[Begin]

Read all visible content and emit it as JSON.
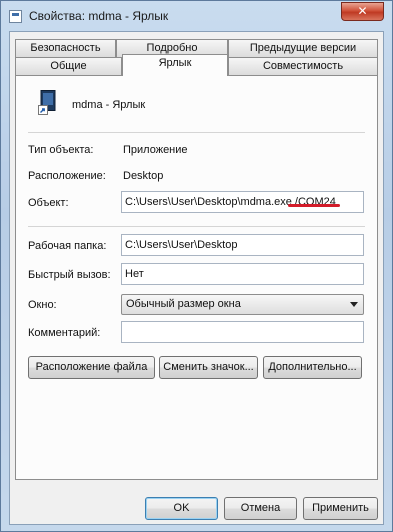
{
  "window": {
    "title": "Свойства: mdma - Ярлык",
    "close_glyph": "✕"
  },
  "tabs": {
    "back_row": [
      "Безопасность",
      "Подробно",
      "Предыдущие версии"
    ],
    "front_row": [
      "Общие",
      "Ярлык",
      "Совместимость"
    ],
    "active": "Ярлык"
  },
  "shortcut": {
    "name": "mdma - Ярлык",
    "icon": "shortcut-file-icon",
    "type_label": "Тип объекта:",
    "type_value": "Приложение",
    "location_label": "Расположение:",
    "location_value": "Desktop",
    "target_label": "Объект:",
    "target_value": "C:\\Users\\User\\Desktop\\mdma.exe /COM24",
    "start_in_label": "Рабочая папка:",
    "start_in_value": "C:\\Users\\User\\Desktop",
    "hotkey_label": "Быстрый вызов:",
    "hotkey_value": "Нет",
    "run_label": "Окно:",
    "run_value": "Обычный размер окна",
    "comment_label": "Комментарий:",
    "comment_value": ""
  },
  "actions": {
    "open_location": "Расположение файла",
    "change_icon": "Сменить значок...",
    "advanced": "Дополнительно..."
  },
  "dialog_buttons": {
    "ok": "OK",
    "cancel": "Отмена",
    "apply": "Применить"
  },
  "colors": {
    "highlight_underline": "#d31c2a",
    "title_bar": "#b7cde6",
    "close_button": "#c8452d"
  }
}
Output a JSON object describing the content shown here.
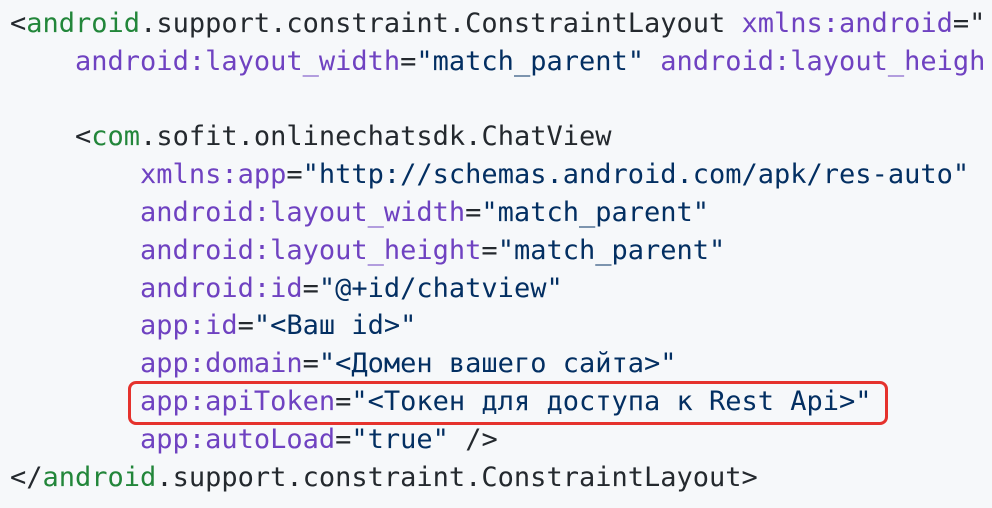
{
  "code_lines": [
    {
      "indent": "",
      "tokens": [
        {
          "text": "<",
          "kind": "punc"
        },
        {
          "text": "android",
          "kind": "tag"
        },
        {
          "text": ".support.constraint.ConstraintLayout ",
          "kind": "punc"
        },
        {
          "text": "xmlns:android",
          "kind": "attr"
        },
        {
          "text": "=\"",
          "kind": "punc"
        }
      ]
    },
    {
      "indent": "    ",
      "tokens": [
        {
          "text": "android:layout_width",
          "kind": "attr"
        },
        {
          "text": "=",
          "kind": "punc"
        },
        {
          "text": "\"match_parent\" ",
          "kind": "str"
        },
        {
          "text": "android:layout_heigh",
          "kind": "attr"
        }
      ]
    },
    {
      "indent": "",
      "tokens": []
    },
    {
      "indent": "    ",
      "tokens": [
        {
          "text": "<",
          "kind": "punc"
        },
        {
          "text": "com",
          "kind": "tag"
        },
        {
          "text": ".sofit.onlinechatsdk.ChatView",
          "kind": "punc"
        }
      ]
    },
    {
      "indent": "        ",
      "tokens": [
        {
          "text": "xmlns:app",
          "kind": "attr"
        },
        {
          "text": "=",
          "kind": "punc"
        },
        {
          "text": "\"http://schemas.android.com/apk/res-auto\"",
          "kind": "str"
        }
      ]
    },
    {
      "indent": "        ",
      "tokens": [
        {
          "text": "android:layout_width",
          "kind": "attr"
        },
        {
          "text": "=",
          "kind": "punc"
        },
        {
          "text": "\"match_parent\"",
          "kind": "str"
        }
      ]
    },
    {
      "indent": "        ",
      "tokens": [
        {
          "text": "android:layout_height",
          "kind": "attr"
        },
        {
          "text": "=",
          "kind": "punc"
        },
        {
          "text": "\"match_parent\"",
          "kind": "str"
        }
      ]
    },
    {
      "indent": "        ",
      "tokens": [
        {
          "text": "android:id",
          "kind": "attr"
        },
        {
          "text": "=",
          "kind": "punc"
        },
        {
          "text": "\"@+id/chatview\"",
          "kind": "str"
        }
      ]
    },
    {
      "indent": "        ",
      "tokens": [
        {
          "text": "app:id",
          "kind": "attr"
        },
        {
          "text": "=",
          "kind": "punc"
        },
        {
          "text": "\"<Ваш id>\"",
          "kind": "str"
        }
      ]
    },
    {
      "indent": "        ",
      "tokens": [
        {
          "text": "app:domain",
          "kind": "attr"
        },
        {
          "text": "=",
          "kind": "punc"
        },
        {
          "text": "\"<Домен вашего сайта>\"",
          "kind": "str"
        }
      ]
    },
    {
      "indent": "        ",
      "highlighted": true,
      "tokens": [
        {
          "text": "app:apiToken",
          "kind": "attr"
        },
        {
          "text": "=",
          "kind": "punc"
        },
        {
          "text": "\"<Токен для доступа к Rest Api>\"",
          "kind": "str"
        }
      ]
    },
    {
      "indent": "        ",
      "tokens": [
        {
          "text": "app:autoLoad",
          "kind": "attr"
        },
        {
          "text": "=",
          "kind": "punc"
        },
        {
          "text": "\"true\"",
          "kind": "str"
        },
        {
          "text": " />",
          "kind": "punc"
        }
      ]
    },
    {
      "indent": "",
      "tokens": [
        {
          "text": "</",
          "kind": "punc"
        },
        {
          "text": "android",
          "kind": "tag"
        },
        {
          "text": ".support.constraint.ConstraintLayout>",
          "kind": "punc"
        }
      ]
    }
  ],
  "colors": {
    "background": "#f6f8fa",
    "tag": "#22863a",
    "attribute": "#6f42c1",
    "string": "#032f62",
    "plain": "#24292e",
    "highlight_border": "#e5322d"
  }
}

[End]

**DIRECTIONS**
Keep every word of the data as it is when you write it out, but drop the pictures.

**IN RESPONSE**
Read all visible content and emit it as JSON.
{
  "window": {
    "title": "Свойства: mdma - Ярлык",
    "close_glyph": "✕"
  },
  "tabs": {
    "back_row": [
      "Безопасность",
      "Подробно",
      "Предыдущие версии"
    ],
    "front_row": [
      "Общие",
      "Ярлык",
      "Совместимость"
    ],
    "active": "Ярлык"
  },
  "shortcut": {
    "name": "mdma - Ярлык",
    "icon": "shortcut-file-icon",
    "type_label": "Тип объекта:",
    "type_value": "Приложение",
    "location_label": "Расположение:",
    "location_value": "Desktop",
    "target_label": "Объект:",
    "target_value": "C:\\Users\\User\\Desktop\\mdma.exe /COM24",
    "start_in_label": "Рабочая папка:",
    "start_in_value": "C:\\Users\\User\\Desktop",
    "hotkey_label": "Быстрый вызов:",
    "hotkey_value": "Нет",
    "run_label": "Окно:",
    "run_value": "Обычный размер окна",
    "comment_label": "Комментарий:",
    "comment_value": ""
  },
  "actions": {
    "open_location": "Расположение файла",
    "change_icon": "Сменить значок...",
    "advanced": "Дополнительно..."
  },
  "dialog_buttons": {
    "ok": "OK",
    "cancel": "Отмена",
    "apply": "Применить"
  },
  "colors": {
    "highlight_underline": "#d31c2a",
    "title_bar": "#b7cde6",
    "close_button": "#c8452d"
  }
}
Output a JSON object describing the content shown here.
{
  "code_lines": [
    {
      "indent": "",
      "tokens": [
        {
          "text": "<",
          "kind": "punc"
        },
        {
          "text": "android",
          "kind": "tag"
        },
        {
          "text": ".support.constraint.ConstraintLayout ",
          "kind": "punc"
        },
        {
          "text": "xmlns:android",
          "kind": "attr"
        },
        {
          "text": "=\"",
          "kind": "punc"
        }
      ]
    },
    {
      "indent": "    ",
      "tokens": [
        {
          "text": "android:layout_width",
          "kind": "attr"
        },
        {
          "text": "=",
          "kind": "punc"
        },
        {
          "text": "\"match_parent\" ",
          "kind": "str"
        },
        {
          "text": "android:layout_heigh",
          "kind": "attr"
        }
      ]
    },
    {
      "indent": "",
      "tokens": []
    },
    {
      "indent": "    ",
      "tokens": [
        {
          "text": "<",
          "kind": "punc"
        },
        {
          "text": "com",
          "kind": "tag"
        },
        {
          "text": ".sofit.onlinechatsdk.ChatView",
          "kind": "punc"
        }
      ]
    },
    {
      "indent": "        ",
      "tokens": [
        {
          "text": "xmlns:app",
          "kind": "attr"
        },
        {
          "text": "=",
          "kind": "punc"
        },
        {
          "text": "\"http://schemas.android.com/apk/res-auto\"",
          "kind": "str"
        }
      ]
    },
    {
      "indent": "        ",
      "tokens": [
        {
          "text": "android:layout_width",
          "kind": "attr"
        },
        {
          "text": "=",
          "kind": "punc"
        },
        {
          "text": "\"match_parent\"",
          "kind": "str"
        }
      ]
    },
    {
      "indent": "        ",
      "tokens": [
        {
          "text": "android:layout_height",
          "kind": "attr"
        },
        {
          "text": "=",
          "kind": "punc"
        },
        {
          "text": "\"match_parent\"",
          "kind": "str"
        }
      ]
    },
    {
      "indent": "        ",
      "tokens": [
        {
          "text": "android:id",
          "kind": "attr"
        },
        {
          "text": "=",
          "kind": "punc"
        },
        {
          "text": "\"@+id/chatview\"",
          "kind": "str"
        }
      ]
    },
    {
      "indent": "        ",
      "tokens": [
        {
          "text": "app:id",
          "kind": "attr"
        },
        {
          "text": "=",
          "kind": "punc"
        },
        {
          "text": "\"<Ваш id>\"",
          "kind": "str"
        }
      ]
    },
    {
      "indent": "        ",
      "tokens": [
        {
          "text": "app:domain",
          "kind": "attr"
        },
        {
          "text": "=",
          "kind": "punc"
        },
        {
          "text": "\"<Домен вашего сайта>\"",
          "kind": "str"
        }
      ]
    },
    {
      "indent": "        ",
      "highlighted": true,
      "tokens": [
        {
          "text": "app:apiToken",
          "kind": "attr"
        },
        {
          "text": "=",
          "kind": "punc"
        },
        {
          "text": "\"<Токен для доступа к Rest Api>\"",
          "kind": "str"
        }
      ]
    },
    {
      "indent": "        ",
      "tokens": [
        {
          "text": "app:autoLoad",
          "kind": "attr"
        },
        {
          "text": "=",
          "kind": "punc"
        },
        {
          "text": "\"true\"",
          "kind": "str"
        },
        {
          "text": " />",
          "kind": "punc"
        }
      ]
    },
    {
      "indent": "",
      "tokens": [
        {
          "text": "</",
          "kind": "punc"
        },
        {
          "text": "android",
          "kind": "tag"
        },
        {
          "text": ".support.constraint.ConstraintLayout>",
          "kind": "punc"
        }
      ]
    }
  ],
  "colors": {
    "background": "#f6f8fa",
    "tag": "#22863a",
    "attribute": "#6f42c1",
    "string": "#032f62",
    "plain": "#24292e",
    "highlight_border": "#e5322d"
  }
}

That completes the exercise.